Start of Dataset rows

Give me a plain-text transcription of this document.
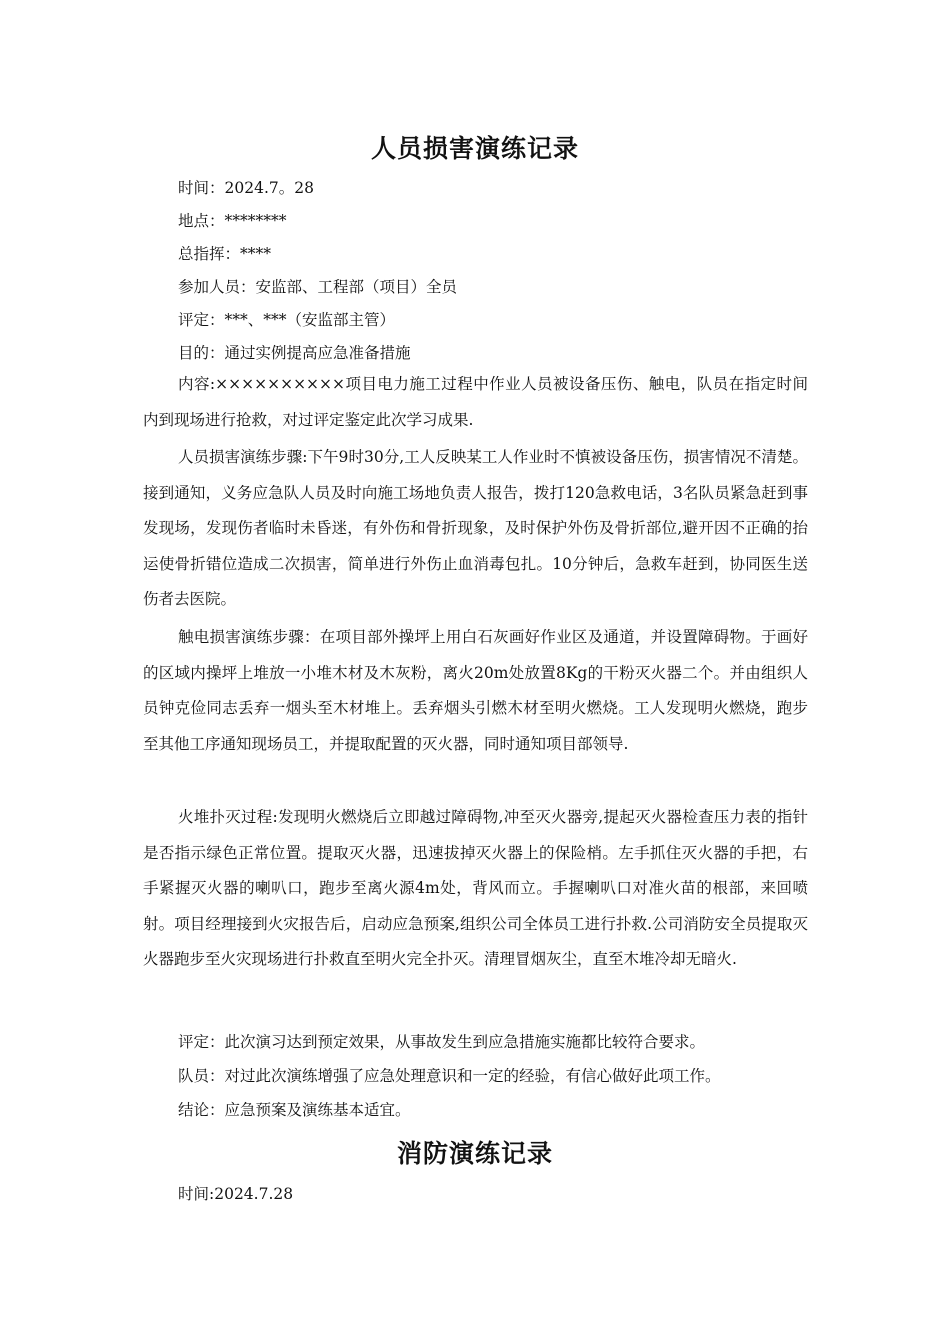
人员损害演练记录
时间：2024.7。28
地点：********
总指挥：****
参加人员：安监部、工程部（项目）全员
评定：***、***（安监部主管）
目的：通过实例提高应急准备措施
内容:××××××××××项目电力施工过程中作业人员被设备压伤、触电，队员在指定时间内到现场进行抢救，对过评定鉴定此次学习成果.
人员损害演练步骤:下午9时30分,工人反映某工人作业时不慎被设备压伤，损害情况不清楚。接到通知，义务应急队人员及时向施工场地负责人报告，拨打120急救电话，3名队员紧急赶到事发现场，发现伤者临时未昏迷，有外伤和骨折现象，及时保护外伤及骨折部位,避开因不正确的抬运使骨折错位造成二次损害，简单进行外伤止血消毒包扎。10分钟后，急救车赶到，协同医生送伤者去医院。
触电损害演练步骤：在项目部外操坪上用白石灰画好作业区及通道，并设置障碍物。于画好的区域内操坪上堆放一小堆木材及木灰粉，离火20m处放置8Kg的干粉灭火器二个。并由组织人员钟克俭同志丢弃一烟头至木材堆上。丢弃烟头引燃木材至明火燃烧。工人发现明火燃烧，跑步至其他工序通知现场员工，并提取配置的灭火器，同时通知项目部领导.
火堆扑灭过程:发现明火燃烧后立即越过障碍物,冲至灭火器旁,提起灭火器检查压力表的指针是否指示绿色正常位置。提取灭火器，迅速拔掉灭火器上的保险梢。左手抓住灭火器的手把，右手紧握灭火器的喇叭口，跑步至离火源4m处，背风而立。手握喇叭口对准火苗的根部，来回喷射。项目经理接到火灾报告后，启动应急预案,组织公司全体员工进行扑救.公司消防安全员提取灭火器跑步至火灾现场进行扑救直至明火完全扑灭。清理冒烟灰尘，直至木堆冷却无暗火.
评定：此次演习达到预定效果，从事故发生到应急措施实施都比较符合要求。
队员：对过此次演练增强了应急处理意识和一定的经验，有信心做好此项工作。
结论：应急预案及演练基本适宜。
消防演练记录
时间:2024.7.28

End of Dataset rows

* Task to complete
Omit all pictures while transcribing the entries verbatim.

* Solved problem
Give me a plain-text transcription of this document.
人员损害演练记录
时间：2024.7。28
地点：********
总指挥：****
参加人员：安监部、工程部（项目）全员
评定：***、***（安监部主管）
目的：通过实例提高应急准备措施
内容:××××××××××项目电力施工过程中作业人员被设备压伤、触电，队员在指定时间内到现场进行抢救，对过评定鉴定此次学习成果.
人员损害演练步骤:下午9时30分,工人反映某工人作业时不慎被设备压伤，损害情况不清楚。接到通知，义务应急队人员及时向施工场地负责人报告，拨打120急救电话，3名队员紧急赶到事发现场，发现伤者临时未昏迷，有外伤和骨折现象，及时保护外伤及骨折部位,避开因不正确的抬运使骨折错位造成二次损害，简单进行外伤止血消毒包扎。10分钟后，急救车赶到，协同医生送伤者去医院。
触电损害演练步骤：在项目部外操坪上用白石灰画好作业区及通道，并设置障碍物。于画好的区域内操坪上堆放一小堆木材及木灰粉，离火20m处放置8Kg的干粉灭火器二个。并由组织人员钟克俭同志丢弃一烟头至木材堆上。丢弃烟头引燃木材至明火燃烧。工人发现明火燃烧，跑步至其他工序通知现场员工，并提取配置的灭火器，同时通知项目部领导.
火堆扑灭过程:发现明火燃烧后立即越过障碍物,冲至灭火器旁,提起灭火器检查压力表的指针是否指示绿色正常位置。提取灭火器，迅速拔掉灭火器上的保险梢。左手抓住灭火器的手把，右手紧握灭火器的喇叭口，跑步至离火源4m处，背风而立。手握喇叭口对准火苗的根部，来回喷射。项目经理接到火灾报告后，启动应急预案,组织公司全体员工进行扑救.公司消防安全员提取灭火器跑步至火灾现场进行扑救直至明火完全扑灭。清理冒烟灰尘，直至木堆冷却无暗火.
评定：此次演习达到预定效果，从事故发生到应急措施实施都比较符合要求。
队员：对过此次演练增强了应急处理意识和一定的经验，有信心做好此项工作。
结论：应急预案及演练基本适宜。
消防演练记录
时间:2024.7.28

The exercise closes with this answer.